◆ Short task ◆
Return all of the data exactly as given.

◆ Records provided ◆
(begin)
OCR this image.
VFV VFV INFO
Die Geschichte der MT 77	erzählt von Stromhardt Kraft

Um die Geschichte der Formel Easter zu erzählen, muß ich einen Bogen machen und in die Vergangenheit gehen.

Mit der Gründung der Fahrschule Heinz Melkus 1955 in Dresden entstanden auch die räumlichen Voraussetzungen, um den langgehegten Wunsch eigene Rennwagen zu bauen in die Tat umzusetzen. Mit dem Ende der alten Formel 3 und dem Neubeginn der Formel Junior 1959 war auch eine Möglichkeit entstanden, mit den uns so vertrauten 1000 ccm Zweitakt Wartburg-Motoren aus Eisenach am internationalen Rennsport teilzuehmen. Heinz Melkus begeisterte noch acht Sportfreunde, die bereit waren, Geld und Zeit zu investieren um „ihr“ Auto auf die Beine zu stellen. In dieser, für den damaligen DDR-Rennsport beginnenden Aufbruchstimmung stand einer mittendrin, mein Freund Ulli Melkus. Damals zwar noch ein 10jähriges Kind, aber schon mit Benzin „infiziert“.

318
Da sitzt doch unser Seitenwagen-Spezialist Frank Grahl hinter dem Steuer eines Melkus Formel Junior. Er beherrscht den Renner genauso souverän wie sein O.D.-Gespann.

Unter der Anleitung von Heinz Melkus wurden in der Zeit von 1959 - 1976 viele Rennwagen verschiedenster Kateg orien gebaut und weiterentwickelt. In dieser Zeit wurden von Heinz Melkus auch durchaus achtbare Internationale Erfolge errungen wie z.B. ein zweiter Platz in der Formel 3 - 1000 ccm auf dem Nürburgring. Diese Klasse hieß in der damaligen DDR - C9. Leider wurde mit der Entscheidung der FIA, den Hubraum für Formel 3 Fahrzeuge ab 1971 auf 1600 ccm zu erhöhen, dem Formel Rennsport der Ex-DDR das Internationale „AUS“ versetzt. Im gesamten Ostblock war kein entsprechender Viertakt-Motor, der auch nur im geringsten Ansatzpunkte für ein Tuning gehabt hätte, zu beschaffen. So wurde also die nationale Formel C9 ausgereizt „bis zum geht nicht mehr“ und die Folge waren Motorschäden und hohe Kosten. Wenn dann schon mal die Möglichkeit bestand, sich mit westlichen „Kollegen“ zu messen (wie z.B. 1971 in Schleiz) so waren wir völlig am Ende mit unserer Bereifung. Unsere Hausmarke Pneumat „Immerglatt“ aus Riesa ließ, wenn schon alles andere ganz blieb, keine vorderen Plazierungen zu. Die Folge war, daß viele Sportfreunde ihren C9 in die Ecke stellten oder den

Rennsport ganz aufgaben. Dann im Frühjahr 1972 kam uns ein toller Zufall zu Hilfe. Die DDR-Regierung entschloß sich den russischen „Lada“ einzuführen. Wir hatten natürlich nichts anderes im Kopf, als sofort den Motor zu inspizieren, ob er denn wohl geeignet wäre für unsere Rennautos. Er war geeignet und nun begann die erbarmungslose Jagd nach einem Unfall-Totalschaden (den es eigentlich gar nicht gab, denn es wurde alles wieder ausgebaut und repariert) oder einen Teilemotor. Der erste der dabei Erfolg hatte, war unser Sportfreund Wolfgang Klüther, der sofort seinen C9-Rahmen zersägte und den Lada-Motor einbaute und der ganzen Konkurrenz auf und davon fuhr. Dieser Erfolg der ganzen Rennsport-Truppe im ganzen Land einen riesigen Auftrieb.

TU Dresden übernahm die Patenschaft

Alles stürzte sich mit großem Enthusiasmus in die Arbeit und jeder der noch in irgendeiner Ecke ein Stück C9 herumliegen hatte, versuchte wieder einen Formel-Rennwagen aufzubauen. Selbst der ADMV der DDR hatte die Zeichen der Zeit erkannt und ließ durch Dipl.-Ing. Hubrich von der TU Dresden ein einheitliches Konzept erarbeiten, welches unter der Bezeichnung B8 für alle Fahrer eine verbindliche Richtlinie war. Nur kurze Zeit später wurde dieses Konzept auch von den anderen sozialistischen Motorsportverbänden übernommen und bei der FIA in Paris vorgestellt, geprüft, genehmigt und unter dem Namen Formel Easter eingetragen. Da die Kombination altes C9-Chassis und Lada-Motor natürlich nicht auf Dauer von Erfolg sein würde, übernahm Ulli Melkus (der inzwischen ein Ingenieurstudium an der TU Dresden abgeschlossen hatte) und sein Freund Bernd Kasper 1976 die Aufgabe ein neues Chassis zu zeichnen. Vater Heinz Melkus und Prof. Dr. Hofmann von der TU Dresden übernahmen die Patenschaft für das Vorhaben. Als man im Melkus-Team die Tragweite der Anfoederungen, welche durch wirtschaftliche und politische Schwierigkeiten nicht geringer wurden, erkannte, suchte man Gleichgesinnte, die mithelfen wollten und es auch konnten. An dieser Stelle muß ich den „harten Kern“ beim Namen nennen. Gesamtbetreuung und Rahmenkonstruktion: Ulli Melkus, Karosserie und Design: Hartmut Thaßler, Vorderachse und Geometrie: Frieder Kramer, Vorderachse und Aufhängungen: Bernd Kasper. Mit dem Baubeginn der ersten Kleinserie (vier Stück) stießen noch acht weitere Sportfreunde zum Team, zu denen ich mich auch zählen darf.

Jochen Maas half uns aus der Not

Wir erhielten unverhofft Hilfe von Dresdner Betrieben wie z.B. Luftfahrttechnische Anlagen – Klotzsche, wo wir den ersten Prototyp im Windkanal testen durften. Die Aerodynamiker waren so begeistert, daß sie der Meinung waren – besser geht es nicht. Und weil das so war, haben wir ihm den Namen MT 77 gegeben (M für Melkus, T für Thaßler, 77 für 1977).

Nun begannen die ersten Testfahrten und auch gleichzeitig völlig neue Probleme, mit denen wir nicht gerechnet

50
(end)
◆ Final answer ◆
OCR this image.
VFV VFV INFO
Die Geschichte der MT 77	erzählt von Stromhardt Kraft

Um die Geschichte der Formel Easter zu erzählen, muß ich einen Bogen machen und in die Vergangenheit gehen.

Mit der Gründung der Fahrschule Heinz Melkus 1955 in Dresden entstanden auch die räumlichen Voraussetzungen, um den langgehegten Wunsch eigene Rennwagen zu bauen in die Tat umzusetzen. Mit dem Ende der alten Formel 3 und dem Neubeginn der Formel Junior 1959 war auch eine Möglichkeit entstanden, mit den uns so vertrauten 1000 ccm Zweitakt Wartburg-Motoren aus Eisenach am internationalen Rennsport teilzuehmen. Heinz Melkus begeisterte noch acht Sportfreunde, die bereit waren, Geld und Zeit zu investieren um „ihr“ Auto auf die Beine zu stellen. In dieser, für den damaligen DDR-Rennsport beginnenden Aufbruchstimmung stand einer mittendrin, mein Freund Ulli Melkus. Damals zwar noch ein 10jähriges Kind, aber schon mit Benzin „infiziert“.

318
Da sitzt doch unser Seitenwagen-Spezialist Frank Grahl hinter dem Steuer eines Melkus Formel Junior. Er beherrscht den Renner genauso souverän wie sein O.D.-Gespann.

Unter der Anleitung von Heinz Melkus wurden in der Zeit von 1959 - 1976 viele Rennwagen verschiedenster Kateg orien gebaut und weiterentwickelt. In dieser Zeit wurden von Heinz Melkus auch durchaus achtbare Internationale Erfolge errungen wie z.B. ein zweiter Platz in der Formel 3 - 1000 ccm auf dem Nürburgring. Diese Klasse hieß in der damaligen DDR - C9. Leider wurde mit der Entscheidung der FIA, den Hubraum für Formel 3 Fahrzeuge ab 1971 auf 1600 ccm zu erhöhen, dem Formel Rennsport der Ex-DDR das Internationale „AUS“ versetzt. Im gesamten Ostblock war kein entsprechender Viertakt-Motor, der auch nur im geringsten Ansatzpunkte für ein Tuning gehabt hätte, zu beschaffen. So wurde also die nationale Formel C9 ausgereizt „bis zum geht nicht mehr“ und die Folge waren Motorschäden und hohe Kosten. Wenn dann schon mal die Möglichkeit bestand, sich mit westlichen „Kollegen“ zu messen (wie z.B. 1971 in Schleiz) so waren wir völlig am Ende mit unserer Bereifung. Unsere Hausmarke Pneumat „Immerglatt“ aus Riesa ließ, wenn schon alles andere ganz blieb, keine vorderen Plazierungen zu. Die Folge war, daß viele Sportfreunde ihren C9 in die Ecke stellten oder den

Rennsport ganz aufgaben. Dann im Frühjahr 1972 kam uns ein toller Zufall zu Hilfe. Die DDR-Regierung entschloß sich den russischen „Lada“ einzuführen. Wir hatten natürlich nichts anderes im Kopf, als sofort den Motor zu inspizieren, ob er denn wohl geeignet wäre für unsere Rennautos. Er war geeignet und nun begann die erbarmungslose Jagd nach einem Unfall-Totalschaden (den es eigentlich gar nicht gab, denn es wurde alles wieder ausgebaut und repariert) oder einen Teilemotor. Der erste der dabei Erfolg hatte, war unser Sportfreund Wolfgang Klüther, der sofort seinen C9-Rahmen zersägte und den Lada-Motor einbaute und der ganzen Konkurrenz auf und davon fuhr. Dieser Erfolg der ganzen Rennsport-Truppe im ganzen Land einen riesigen Auftrieb.

TU Dresden übernahm die Patenschaft

Alles stürzte sich mit großem Enthusiasmus in die Arbeit und jeder der noch in irgendeiner Ecke ein Stück C9 herumliegen hatte, versuchte wieder einen Formel-Rennwagen aufzubauen. Selbst der ADMV der DDR hatte die Zeichen der Zeit erkannt und ließ durch Dipl.-Ing. Hubrich von der TU Dresden ein einheitliches Konzept erarbeiten, welches unter der Bezeichnung B8 für alle Fahrer eine verbindliche Richtlinie war. Nur kurze Zeit später wurde dieses Konzept auch von den anderen sozialistischen Motorsportverbänden übernommen und bei der FIA in Paris vorgestellt, geprüft, genehmigt und unter dem Namen Formel Easter eingetragen. Da die Kombination altes C9-Chassis und Lada-Motor natürlich nicht auf Dauer von Erfolg sein würde, übernahm Ulli Melkus (der inzwischen ein Ingenieurstudium an der TU Dresden abgeschlossen hatte) und sein Freund Bernd Kasper 1976 die Aufgabe ein neues Chassis zu zeichnen. Vater Heinz Melkus und Prof. Dr. Hofmann von der TU Dresden übernahmen die Patenschaft für das Vorhaben. Als man im Melkus-Team die Tragweite der Anfoederungen, welche durch wirtschaftliche und politische Schwierigkeiten nicht geringer wurden, erkannte, suchte man Gleichgesinnte, die mithelfen wollten und es auch konnten. An dieser Stelle muß ich den „harten Kern“ beim Namen nennen. Gesamtbetreuung und Rahmenkonstruktion: Ulli Melkus, Karosserie und Design: Hartmut Thaßler, Vorderachse und Geometrie: Frieder Kramer, Vorderachse und Aufhängungen: Bernd Kasper. Mit dem Baubeginn der ersten Kleinserie (vier Stück) stießen noch acht weitere Sportfreunde zum Team, zu denen ich mich auch zählen darf.

Jochen Maas half uns aus der Not

Wir erhielten unverhofft Hilfe von Dresdner Betrieben wie z.B. Luftfahrttechnische Anlagen – Klotzsche, wo wir den ersten Prototyp im Windkanal testen durften. Die Aerodynamiker waren so begeistert, daß sie der Meinung waren – besser geht es nicht. Und weil das so war, haben wir ihm den Namen MT 77 gegeben (M für Melkus, T für Thaßler, 77 für 1977).

Nun begannen die ersten Testfahrten und auch gleichzeitig völlig neue Probleme, mit denen wir nicht gerechnet

50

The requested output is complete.